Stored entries
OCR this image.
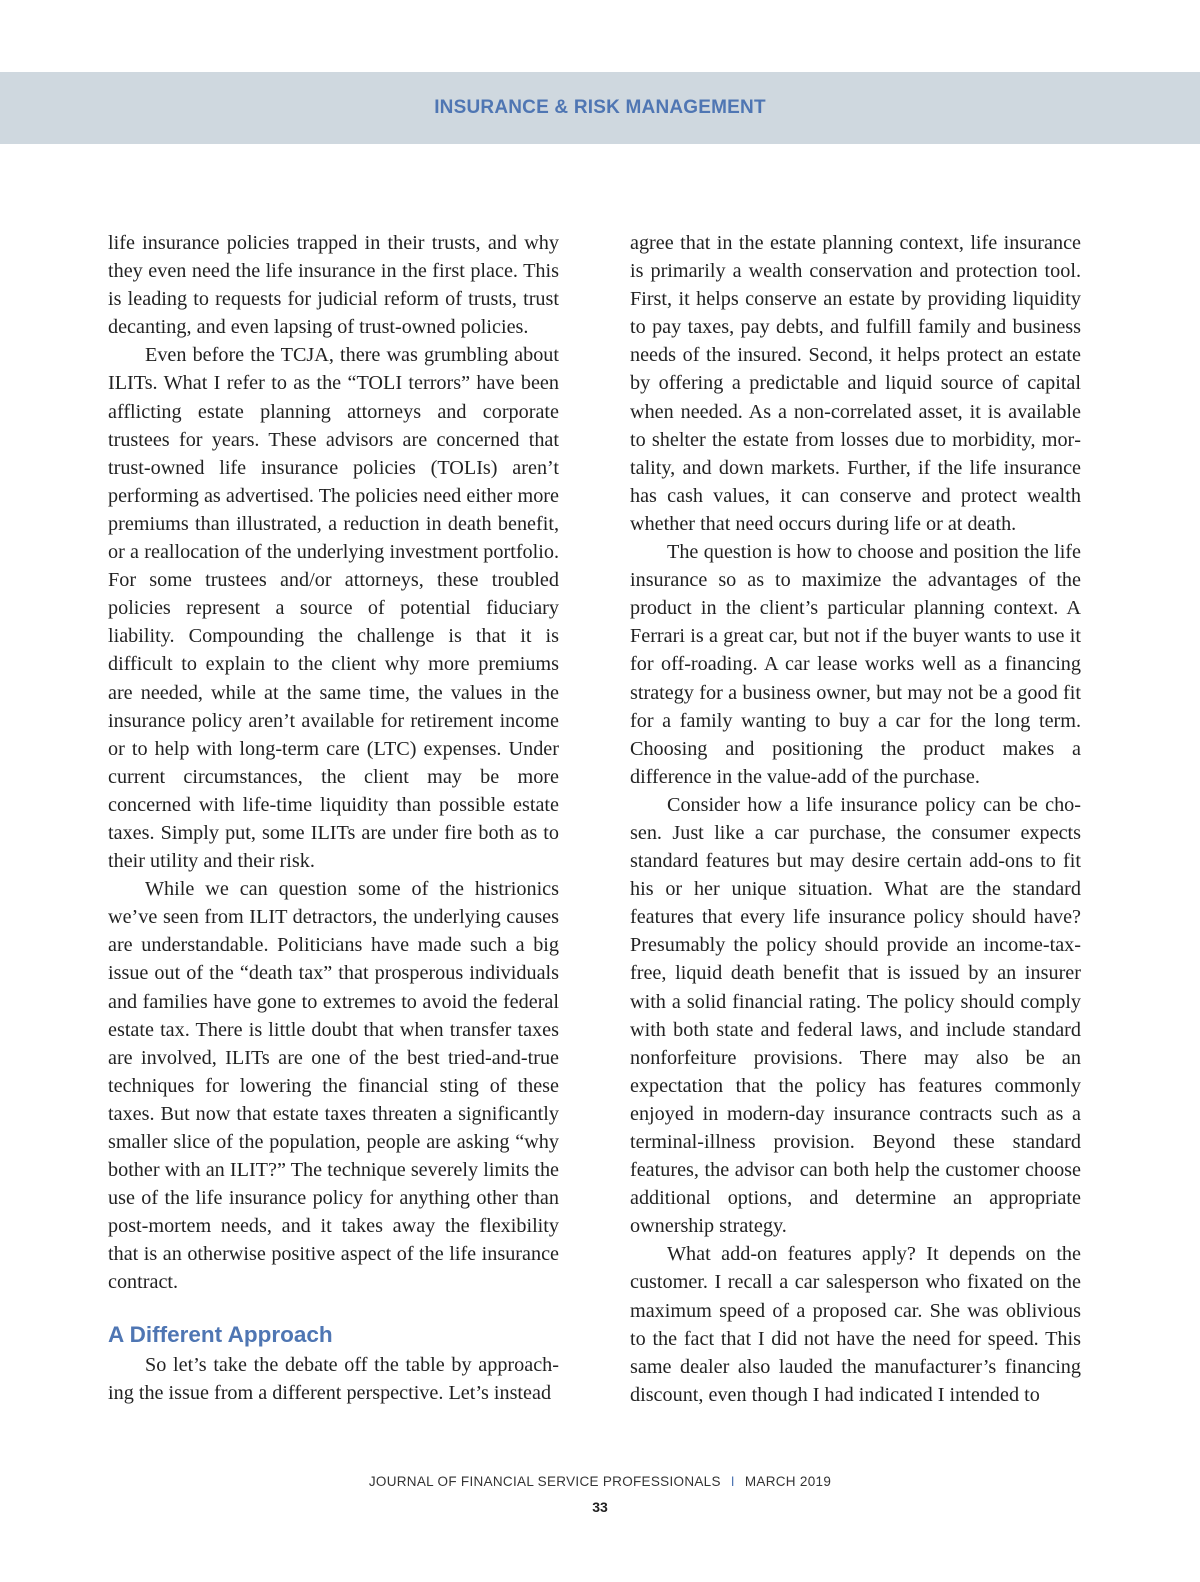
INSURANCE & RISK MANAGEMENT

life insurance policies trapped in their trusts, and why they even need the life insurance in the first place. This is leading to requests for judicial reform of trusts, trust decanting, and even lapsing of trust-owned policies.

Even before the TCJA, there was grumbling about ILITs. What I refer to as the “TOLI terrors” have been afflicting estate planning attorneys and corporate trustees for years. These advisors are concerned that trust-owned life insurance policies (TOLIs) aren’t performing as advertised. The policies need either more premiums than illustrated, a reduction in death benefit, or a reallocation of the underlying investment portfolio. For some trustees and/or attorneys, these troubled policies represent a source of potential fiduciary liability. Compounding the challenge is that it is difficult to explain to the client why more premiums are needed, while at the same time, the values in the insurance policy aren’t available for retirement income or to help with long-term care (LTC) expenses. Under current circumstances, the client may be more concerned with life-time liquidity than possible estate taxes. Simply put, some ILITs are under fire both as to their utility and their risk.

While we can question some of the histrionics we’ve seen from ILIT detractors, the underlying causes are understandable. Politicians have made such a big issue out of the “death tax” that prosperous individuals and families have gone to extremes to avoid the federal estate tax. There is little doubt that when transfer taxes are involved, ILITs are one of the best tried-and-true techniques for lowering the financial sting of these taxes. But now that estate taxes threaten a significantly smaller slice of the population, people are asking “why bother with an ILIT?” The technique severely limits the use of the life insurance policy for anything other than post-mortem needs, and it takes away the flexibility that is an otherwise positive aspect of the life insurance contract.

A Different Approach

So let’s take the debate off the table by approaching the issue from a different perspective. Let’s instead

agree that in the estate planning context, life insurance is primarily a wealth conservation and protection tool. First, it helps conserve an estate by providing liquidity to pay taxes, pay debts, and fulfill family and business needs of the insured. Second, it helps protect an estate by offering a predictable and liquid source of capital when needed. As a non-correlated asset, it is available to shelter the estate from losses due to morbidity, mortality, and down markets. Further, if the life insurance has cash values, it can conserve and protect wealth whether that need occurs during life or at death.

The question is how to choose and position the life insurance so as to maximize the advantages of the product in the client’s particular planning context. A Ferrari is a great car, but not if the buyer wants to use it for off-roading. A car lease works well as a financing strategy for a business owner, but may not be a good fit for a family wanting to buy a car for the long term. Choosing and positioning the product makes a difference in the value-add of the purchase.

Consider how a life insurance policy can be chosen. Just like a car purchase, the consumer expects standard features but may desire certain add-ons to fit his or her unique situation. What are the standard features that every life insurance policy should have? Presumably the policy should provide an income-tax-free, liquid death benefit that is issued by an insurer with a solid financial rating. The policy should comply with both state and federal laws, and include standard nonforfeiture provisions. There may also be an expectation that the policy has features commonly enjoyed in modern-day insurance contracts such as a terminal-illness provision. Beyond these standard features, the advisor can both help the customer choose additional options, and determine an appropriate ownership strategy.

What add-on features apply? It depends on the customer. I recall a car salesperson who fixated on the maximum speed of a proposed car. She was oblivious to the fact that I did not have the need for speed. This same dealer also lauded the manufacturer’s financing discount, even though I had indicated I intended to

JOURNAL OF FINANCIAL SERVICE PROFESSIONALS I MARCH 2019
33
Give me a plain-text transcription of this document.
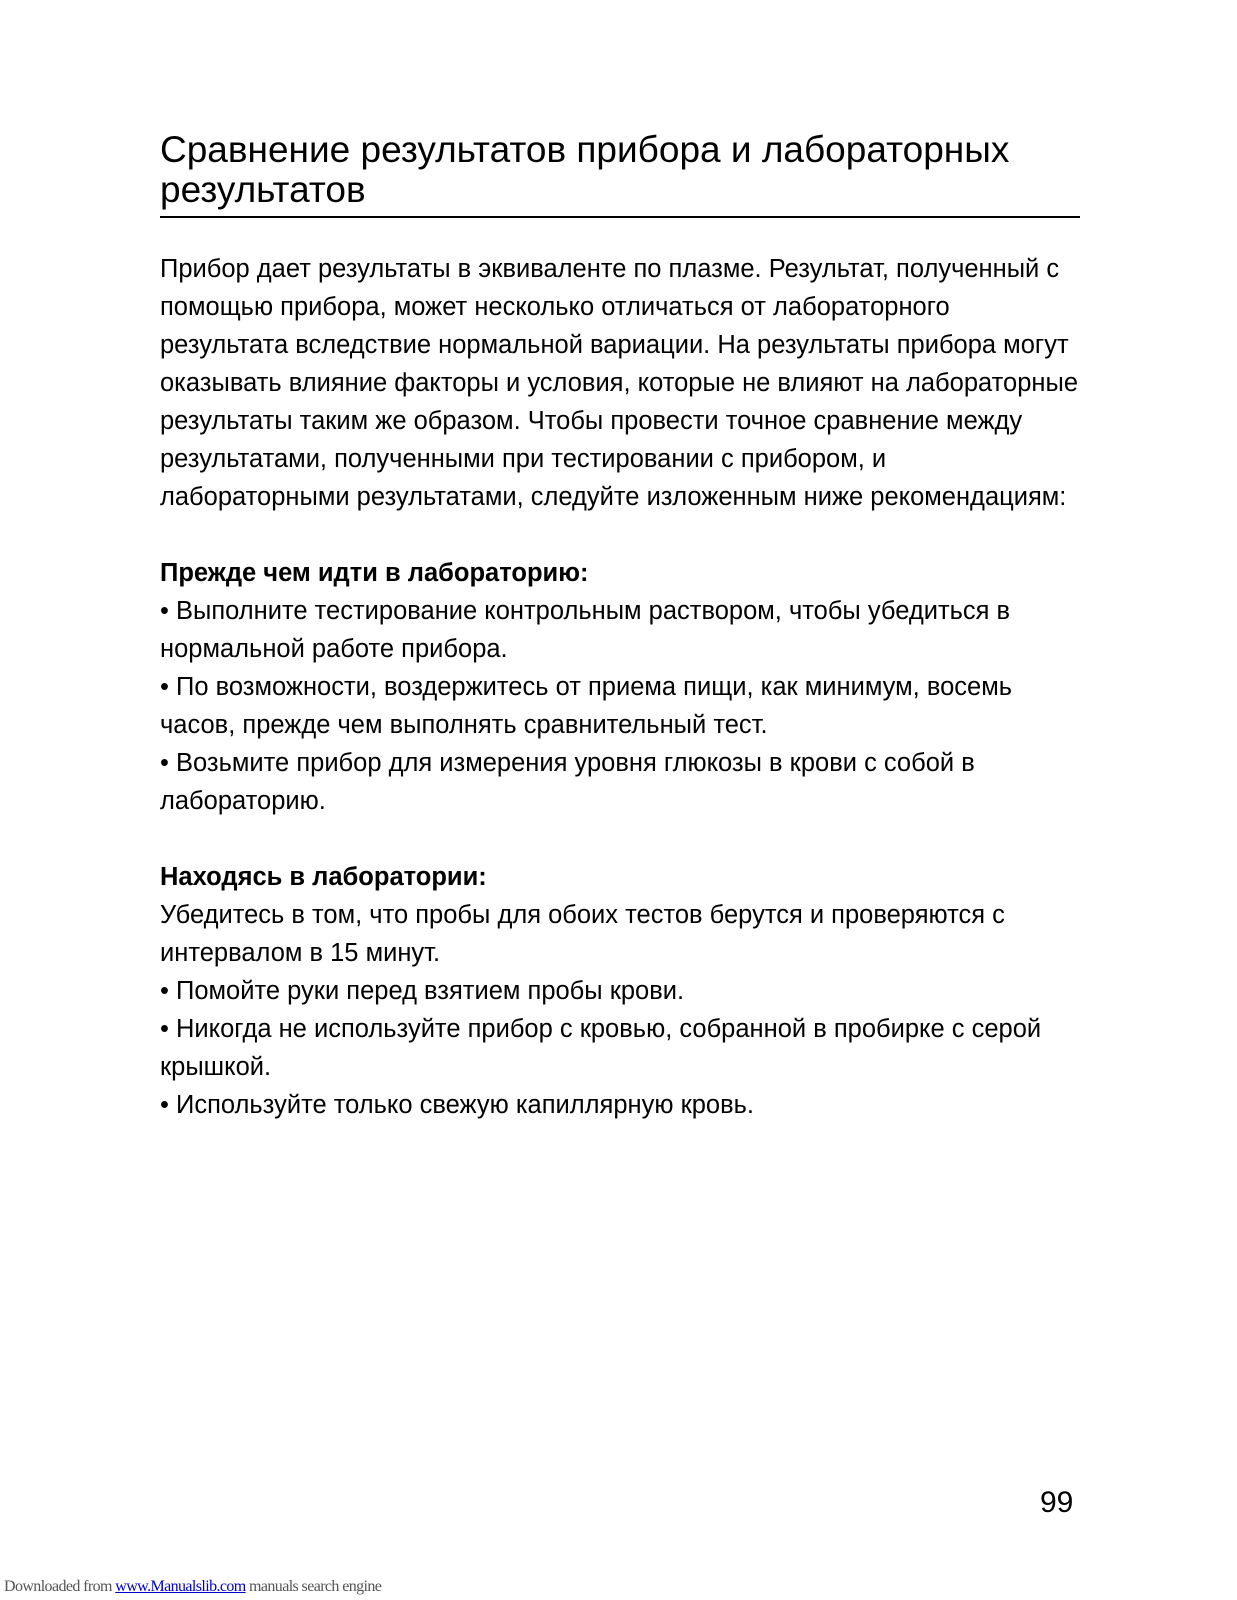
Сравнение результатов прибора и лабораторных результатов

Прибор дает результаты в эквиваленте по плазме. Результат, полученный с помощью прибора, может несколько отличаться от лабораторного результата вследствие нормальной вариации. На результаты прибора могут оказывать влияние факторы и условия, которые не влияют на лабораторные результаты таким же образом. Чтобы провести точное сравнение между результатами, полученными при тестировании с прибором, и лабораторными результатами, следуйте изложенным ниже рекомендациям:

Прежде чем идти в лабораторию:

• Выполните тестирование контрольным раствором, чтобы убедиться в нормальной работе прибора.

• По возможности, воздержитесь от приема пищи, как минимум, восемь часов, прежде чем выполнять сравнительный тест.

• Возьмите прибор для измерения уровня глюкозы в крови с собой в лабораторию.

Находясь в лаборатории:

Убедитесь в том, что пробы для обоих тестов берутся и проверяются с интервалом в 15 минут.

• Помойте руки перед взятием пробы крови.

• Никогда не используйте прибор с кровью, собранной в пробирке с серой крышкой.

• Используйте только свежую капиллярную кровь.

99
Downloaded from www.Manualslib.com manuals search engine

*Task directions:* All of the material above needs to be restated exactly, with no pictures.

*Written response:*
OCR this image.
INSURANCE & RISK MANAGEMENT

life insurance policies trapped in their trusts, and why they even need the life insurance in the first place. This is leading to requests for judicial reform of trusts, trust decanting, and even lapsing of trust-owned policies.

Even before the TCJA, there was grumbling about ILITs. What I refer to as the “TOLI terrors” have been afflicting estate planning attorneys and corporate trustees for years. These advisors are concerned that trust-owned life insurance policies (TOLIs) aren’t performing as advertised. The policies need either more premiums than illustrated, a reduction in death benefit, or a reallocation of the underlying investment portfolio. For some trustees and/or attorneys, these troubled policies represent a source of potential fiduciary liability. Compounding the challenge is that it is difficult to explain to the client why more premiums are needed, while at the same time, the values in the insurance policy aren’t available for retirement income or to help with long-term care (LTC) expenses. Under current circumstances, the client may be more concerned with life-time liquidity than possible estate taxes. Simply put, some ILITs are under fire both as to their utility and their risk.

While we can question some of the histrionics we’ve seen from ILIT detractors, the underlying causes are understandable. Politicians have made such a big issue out of the “death tax” that prosperous individuals and families have gone to extremes to avoid the federal estate tax. There is little doubt that when transfer taxes are involved, ILITs are one of the best tried-and-true techniques for lowering the financial sting of these taxes. But now that estate taxes threaten a significantly smaller slice of the population, people are asking “why bother with an ILIT?” The technique severely limits the use of the life insurance policy for anything other than post-mortem needs, and it takes away the flexibility that is an otherwise positive aspect of the life insurance contract.

A Different Approach

So let’s take the debate off the table by approaching the issue from a different perspective. Let’s instead

agree that in the estate planning context, life insurance is primarily a wealth conservation and protection tool. First, it helps conserve an estate by providing liquidity to pay taxes, pay debts, and fulfill family and business needs of the insured. Second, it helps protect an estate by offering a predictable and liquid source of capital when needed. As a non-correlated asset, it is available to shelter the estate from losses due to morbidity, mortality, and down markets. Further, if the life insurance has cash values, it can conserve and protect wealth whether that need occurs during life or at death.

The question is how to choose and position the life insurance so as to maximize the advantages of the product in the client’s particular planning context. A Ferrari is a great car, but not if the buyer wants to use it for off-roading. A car lease works well as a financing strategy for a business owner, but may not be a good fit for a family wanting to buy a car for the long term. Choosing and positioning the product makes a difference in the value-add of the purchase.

Consider how a life insurance policy can be chosen. Just like a car purchase, the consumer expects standard features but may desire certain add-ons to fit his or her unique situation. What are the standard features that every life insurance policy should have? Presumably the policy should provide an income-tax-free, liquid death benefit that is issued by an insurer with a solid financial rating. The policy should comply with both state and federal laws, and include standard nonforfeiture provisions. There may also be an expectation that the policy has features commonly enjoyed in modern-day insurance contracts such as a terminal-illness provision. Beyond these standard features, the advisor can both help the customer choose additional options, and determine an appropriate ownership strategy.

What add-on features apply? It depends on the customer. I recall a car salesperson who fixated on the maximum speed of a proposed car. She was oblivious to the fact that I did not have the need for speed. This same dealer also lauded the manufacturer’s financing discount, even though I had indicated I intended to

JOURNAL OF FINANCIAL SERVICE PROFESSIONALS I MARCH 2019
33
Give me a plain-text transcription of this document.
Сравнение результатов прибора и лабораторных результатов

Прибор дает результаты в эквиваленте по плазме. Результат, полученный с помощью прибора, может несколько отличаться от лабораторного результата вследствие нормальной вариации. На результаты прибора могут оказывать влияние факторы и условия, которые не влияют на лабораторные результаты таким же образом. Чтобы провести точное сравнение между результатами, полученными при тестировании с прибором, и лабораторными результатами, следуйте изложенным ниже рекомендациям:

Прежде чем идти в лабораторию:

• Выполните тестирование контрольным раствором, чтобы убедиться в нормальной работе прибора.

• По возможности, воздержитесь от приема пищи, как минимум, восемь часов, прежде чем выполнять сравнительный тест.

• Возьмите прибор для измерения уровня глюкозы в крови с собой в лабораторию.

Находясь в лаборатории:

Убедитесь в том, что пробы для обоих тестов берутся и проверяются с интервалом в 15 минут.

• Помойте руки перед взятием пробы крови.

• Никогда не используйте прибор с кровью, собранной в пробирке с серой крышкой.

• Используйте только свежую капиллярную кровь.

99
Downloaded from www.Manualslib.com manuals search engine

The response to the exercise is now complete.